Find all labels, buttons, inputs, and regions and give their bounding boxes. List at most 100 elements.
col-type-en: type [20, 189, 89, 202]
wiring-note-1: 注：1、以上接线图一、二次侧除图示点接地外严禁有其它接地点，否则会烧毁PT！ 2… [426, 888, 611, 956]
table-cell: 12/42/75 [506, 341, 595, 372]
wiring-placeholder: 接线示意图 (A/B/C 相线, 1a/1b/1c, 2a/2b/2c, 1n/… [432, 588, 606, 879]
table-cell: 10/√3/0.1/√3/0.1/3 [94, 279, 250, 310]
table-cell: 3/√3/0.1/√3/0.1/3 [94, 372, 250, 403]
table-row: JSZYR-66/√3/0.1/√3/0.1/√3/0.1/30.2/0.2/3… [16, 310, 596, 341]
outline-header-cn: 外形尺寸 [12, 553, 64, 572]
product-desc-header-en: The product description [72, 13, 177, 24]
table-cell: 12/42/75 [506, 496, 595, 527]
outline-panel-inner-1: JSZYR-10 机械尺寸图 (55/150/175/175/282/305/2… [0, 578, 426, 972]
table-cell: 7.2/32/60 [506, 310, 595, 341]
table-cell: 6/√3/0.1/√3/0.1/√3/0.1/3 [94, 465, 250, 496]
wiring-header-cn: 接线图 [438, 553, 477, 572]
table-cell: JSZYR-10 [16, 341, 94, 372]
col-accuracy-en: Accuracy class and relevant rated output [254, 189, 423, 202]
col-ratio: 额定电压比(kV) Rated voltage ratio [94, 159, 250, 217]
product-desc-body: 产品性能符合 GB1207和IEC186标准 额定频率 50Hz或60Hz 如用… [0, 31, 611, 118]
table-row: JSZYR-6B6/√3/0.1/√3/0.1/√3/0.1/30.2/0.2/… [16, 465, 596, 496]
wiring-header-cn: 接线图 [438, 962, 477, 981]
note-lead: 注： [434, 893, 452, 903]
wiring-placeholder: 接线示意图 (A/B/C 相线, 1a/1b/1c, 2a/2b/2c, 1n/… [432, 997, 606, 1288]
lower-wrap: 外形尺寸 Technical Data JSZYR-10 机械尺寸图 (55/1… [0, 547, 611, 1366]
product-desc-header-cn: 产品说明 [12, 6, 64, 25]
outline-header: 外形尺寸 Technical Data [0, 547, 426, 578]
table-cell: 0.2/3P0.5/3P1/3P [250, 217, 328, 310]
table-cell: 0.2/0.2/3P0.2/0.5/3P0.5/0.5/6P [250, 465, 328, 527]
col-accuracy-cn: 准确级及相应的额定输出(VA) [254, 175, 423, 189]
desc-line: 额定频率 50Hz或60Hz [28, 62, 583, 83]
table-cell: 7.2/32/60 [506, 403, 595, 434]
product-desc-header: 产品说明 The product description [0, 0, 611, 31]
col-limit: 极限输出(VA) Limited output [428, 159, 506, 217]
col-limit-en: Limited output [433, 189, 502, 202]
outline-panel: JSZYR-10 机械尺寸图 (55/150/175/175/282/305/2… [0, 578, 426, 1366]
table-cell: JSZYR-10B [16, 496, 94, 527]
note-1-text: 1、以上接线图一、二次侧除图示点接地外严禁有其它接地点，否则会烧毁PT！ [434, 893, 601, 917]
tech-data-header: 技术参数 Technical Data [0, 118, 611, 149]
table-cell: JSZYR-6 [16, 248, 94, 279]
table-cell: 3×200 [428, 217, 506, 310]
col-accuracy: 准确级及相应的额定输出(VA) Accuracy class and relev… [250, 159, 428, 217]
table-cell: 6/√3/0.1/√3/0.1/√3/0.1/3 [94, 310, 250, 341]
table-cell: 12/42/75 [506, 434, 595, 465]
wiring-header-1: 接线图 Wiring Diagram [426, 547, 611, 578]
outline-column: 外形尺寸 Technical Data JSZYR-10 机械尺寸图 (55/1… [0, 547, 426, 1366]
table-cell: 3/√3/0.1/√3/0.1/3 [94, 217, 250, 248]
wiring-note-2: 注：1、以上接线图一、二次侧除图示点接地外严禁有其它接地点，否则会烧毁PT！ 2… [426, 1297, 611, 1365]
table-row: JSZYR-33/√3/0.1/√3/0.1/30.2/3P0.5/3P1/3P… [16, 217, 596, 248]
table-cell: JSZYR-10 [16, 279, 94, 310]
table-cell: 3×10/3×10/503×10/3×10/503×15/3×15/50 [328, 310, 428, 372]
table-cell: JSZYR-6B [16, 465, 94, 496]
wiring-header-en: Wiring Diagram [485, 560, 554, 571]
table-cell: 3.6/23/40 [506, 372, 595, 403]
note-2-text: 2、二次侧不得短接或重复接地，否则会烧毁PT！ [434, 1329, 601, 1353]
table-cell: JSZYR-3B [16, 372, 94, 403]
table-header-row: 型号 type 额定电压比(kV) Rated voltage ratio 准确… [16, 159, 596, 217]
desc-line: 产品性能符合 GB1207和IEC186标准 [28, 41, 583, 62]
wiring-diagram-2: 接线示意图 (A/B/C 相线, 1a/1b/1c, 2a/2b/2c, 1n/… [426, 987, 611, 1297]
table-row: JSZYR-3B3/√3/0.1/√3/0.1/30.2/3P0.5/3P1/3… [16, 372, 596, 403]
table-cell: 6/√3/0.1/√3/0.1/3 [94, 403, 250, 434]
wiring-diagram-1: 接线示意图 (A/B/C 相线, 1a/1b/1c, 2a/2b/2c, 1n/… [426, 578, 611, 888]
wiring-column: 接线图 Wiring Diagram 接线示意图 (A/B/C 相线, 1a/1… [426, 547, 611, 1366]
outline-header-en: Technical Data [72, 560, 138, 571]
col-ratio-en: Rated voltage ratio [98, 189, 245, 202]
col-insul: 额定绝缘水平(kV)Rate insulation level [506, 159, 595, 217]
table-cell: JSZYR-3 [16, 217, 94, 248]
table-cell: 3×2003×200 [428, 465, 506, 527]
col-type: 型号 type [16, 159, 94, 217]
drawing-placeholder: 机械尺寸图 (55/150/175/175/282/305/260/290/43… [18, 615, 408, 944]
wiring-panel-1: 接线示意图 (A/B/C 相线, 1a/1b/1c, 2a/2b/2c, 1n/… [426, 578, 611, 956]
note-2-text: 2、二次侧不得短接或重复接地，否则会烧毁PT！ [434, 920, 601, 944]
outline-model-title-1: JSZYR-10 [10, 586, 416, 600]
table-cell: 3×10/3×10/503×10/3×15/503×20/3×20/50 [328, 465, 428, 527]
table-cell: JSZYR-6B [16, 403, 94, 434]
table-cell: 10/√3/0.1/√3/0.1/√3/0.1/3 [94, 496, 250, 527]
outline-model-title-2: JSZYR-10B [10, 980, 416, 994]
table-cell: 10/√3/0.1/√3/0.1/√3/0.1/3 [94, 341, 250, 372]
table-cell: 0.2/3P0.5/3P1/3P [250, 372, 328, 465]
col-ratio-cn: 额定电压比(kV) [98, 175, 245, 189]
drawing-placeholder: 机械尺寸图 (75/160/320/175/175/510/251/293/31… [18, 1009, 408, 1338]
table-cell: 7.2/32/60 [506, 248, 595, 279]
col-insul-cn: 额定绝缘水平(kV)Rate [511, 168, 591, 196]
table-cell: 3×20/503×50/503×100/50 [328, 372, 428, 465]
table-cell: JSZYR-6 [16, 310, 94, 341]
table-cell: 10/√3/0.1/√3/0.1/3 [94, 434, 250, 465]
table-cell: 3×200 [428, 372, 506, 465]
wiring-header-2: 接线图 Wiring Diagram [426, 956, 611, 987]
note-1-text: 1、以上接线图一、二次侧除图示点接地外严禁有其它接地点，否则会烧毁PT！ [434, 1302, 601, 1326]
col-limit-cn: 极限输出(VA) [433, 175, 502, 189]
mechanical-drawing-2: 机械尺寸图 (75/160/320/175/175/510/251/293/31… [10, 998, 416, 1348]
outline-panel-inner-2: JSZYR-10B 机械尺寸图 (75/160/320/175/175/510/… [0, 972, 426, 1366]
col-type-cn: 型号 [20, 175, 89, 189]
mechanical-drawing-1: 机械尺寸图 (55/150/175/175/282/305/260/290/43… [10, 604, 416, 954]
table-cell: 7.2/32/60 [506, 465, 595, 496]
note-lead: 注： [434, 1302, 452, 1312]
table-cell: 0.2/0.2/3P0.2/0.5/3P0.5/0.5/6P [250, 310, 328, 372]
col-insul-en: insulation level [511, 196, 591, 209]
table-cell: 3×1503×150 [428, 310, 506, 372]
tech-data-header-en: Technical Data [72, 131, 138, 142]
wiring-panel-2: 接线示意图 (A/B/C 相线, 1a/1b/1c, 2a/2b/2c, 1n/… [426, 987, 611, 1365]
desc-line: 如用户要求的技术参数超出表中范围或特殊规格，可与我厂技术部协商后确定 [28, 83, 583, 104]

TASK DETAILS: Reproduce word for word everything from the start of the records down to and including the line that contains "table-cell: 7.2/32/60 [506, 310, 595, 341]".

PROBLEM SOLUTION:
Find all labels, buttons, inputs, and regions and give their bounding boxes. List at most 100 elements.
col-type-en: type [20, 189, 89, 202]
wiring-note-1: 注：1、以上接线图一、二次侧除图示点接地外严禁有其它接地点，否则会烧毁PT！ 2… [426, 888, 611, 956]
table-cell: 12/42/75 [506, 341, 595, 372]
wiring-placeholder: 接线示意图 (A/B/C 相线, 1a/1b/1c, 2a/2b/2c, 1n/… [432, 588, 606, 879]
table-cell: 10/√3/0.1/√3/0.1/3 [94, 279, 250, 310]
table-cell: 3/√3/0.1/√3/0.1/3 [94, 372, 250, 403]
table-row: JSZYR-66/√3/0.1/√3/0.1/√3/0.1/30.2/0.2/3… [16, 310, 596, 341]
outline-header-cn: 外形尺寸 [12, 553, 64, 572]
product-desc-header-en: The product description [72, 13, 177, 24]
table-cell: 12/42/75 [506, 496, 595, 527]
outline-panel-inner-1: JSZYR-10 机械尺寸图 (55/150/175/175/282/305/2… [0, 578, 426, 972]
table-cell: 7.2/32/60 [506, 310, 595, 341]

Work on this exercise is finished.